▶ **REQUIRED WORK**: Your task is to output the listing word for word, with pictures excluded.

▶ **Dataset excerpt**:
>> BEGIN

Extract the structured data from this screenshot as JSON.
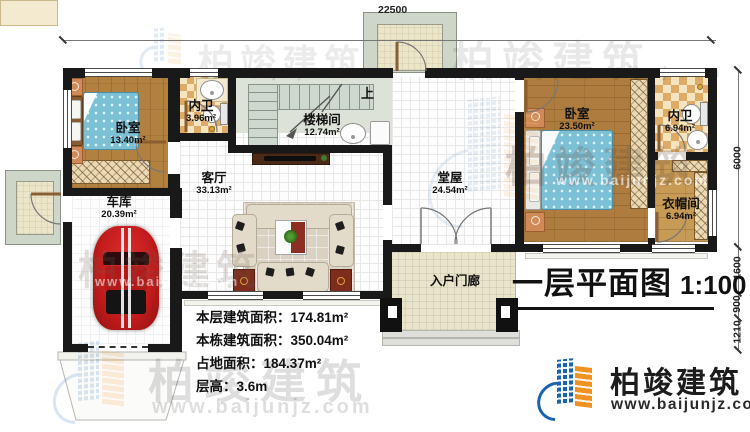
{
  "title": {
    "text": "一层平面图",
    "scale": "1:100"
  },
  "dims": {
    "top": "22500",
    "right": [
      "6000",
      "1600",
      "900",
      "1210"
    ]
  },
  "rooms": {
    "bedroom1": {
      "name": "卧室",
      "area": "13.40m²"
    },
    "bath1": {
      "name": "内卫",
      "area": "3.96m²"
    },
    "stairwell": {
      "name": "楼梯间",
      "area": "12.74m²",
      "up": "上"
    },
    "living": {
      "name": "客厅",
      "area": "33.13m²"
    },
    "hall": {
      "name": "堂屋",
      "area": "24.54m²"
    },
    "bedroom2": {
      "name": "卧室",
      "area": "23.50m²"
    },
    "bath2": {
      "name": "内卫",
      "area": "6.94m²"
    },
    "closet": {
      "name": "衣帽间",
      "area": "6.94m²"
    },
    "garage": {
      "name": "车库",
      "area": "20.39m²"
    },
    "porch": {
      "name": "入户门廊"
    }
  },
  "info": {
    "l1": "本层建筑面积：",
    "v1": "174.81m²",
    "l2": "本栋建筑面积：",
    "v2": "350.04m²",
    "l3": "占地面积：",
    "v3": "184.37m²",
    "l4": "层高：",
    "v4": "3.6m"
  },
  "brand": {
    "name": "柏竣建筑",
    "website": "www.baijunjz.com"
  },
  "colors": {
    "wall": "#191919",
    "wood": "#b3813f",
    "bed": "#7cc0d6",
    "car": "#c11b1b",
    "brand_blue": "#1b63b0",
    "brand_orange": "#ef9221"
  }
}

>> END

▶ **THE REPLY**:
Extract the structured data from this screenshot as JSON.
{
  "title": {
    "text": "一层平面图",
    "scale": "1:100"
  },
  "dims": {
    "top": "22500",
    "right": [
      "6000",
      "1600",
      "900",
      "1210"
    ]
  },
  "rooms": {
    "bedroom1": {
      "name": "卧室",
      "area": "13.40m²"
    },
    "bath1": {
      "name": "内卫",
      "area": "3.96m²"
    },
    "stairwell": {
      "name": "楼梯间",
      "area": "12.74m²",
      "up": "上"
    },
    "living": {
      "name": "客厅",
      "area": "33.13m²"
    },
    "hall": {
      "name": "堂屋",
      "area": "24.54m²"
    },
    "bedroom2": {
      "name": "卧室",
      "area": "23.50m²"
    },
    "bath2": {
      "name": "内卫",
      "area": "6.94m²"
    },
    "closet": {
      "name": "衣帽间",
      "area": "6.94m²"
    },
    "garage": {
      "name": "车库",
      "area": "20.39m²"
    },
    "porch": {
      "name": "入户门廊"
    }
  },
  "info": {
    "l1": "本层建筑面积：",
    "v1": "174.81m²",
    "l2": "本栋建筑面积：",
    "v2": "350.04m²",
    "l3": "占地面积：",
    "v3": "184.37m²",
    "l4": "层高：",
    "v4": "3.6m"
  },
  "brand": {
    "name": "柏竣建筑",
    "website": "www.baijunjz.com"
  },
  "colors": {
    "wall": "#191919",
    "wood": "#b3813f",
    "bed": "#7cc0d6",
    "car": "#c11b1b",
    "brand_blue": "#1b63b0",
    "brand_orange": "#ef9221"
  }
}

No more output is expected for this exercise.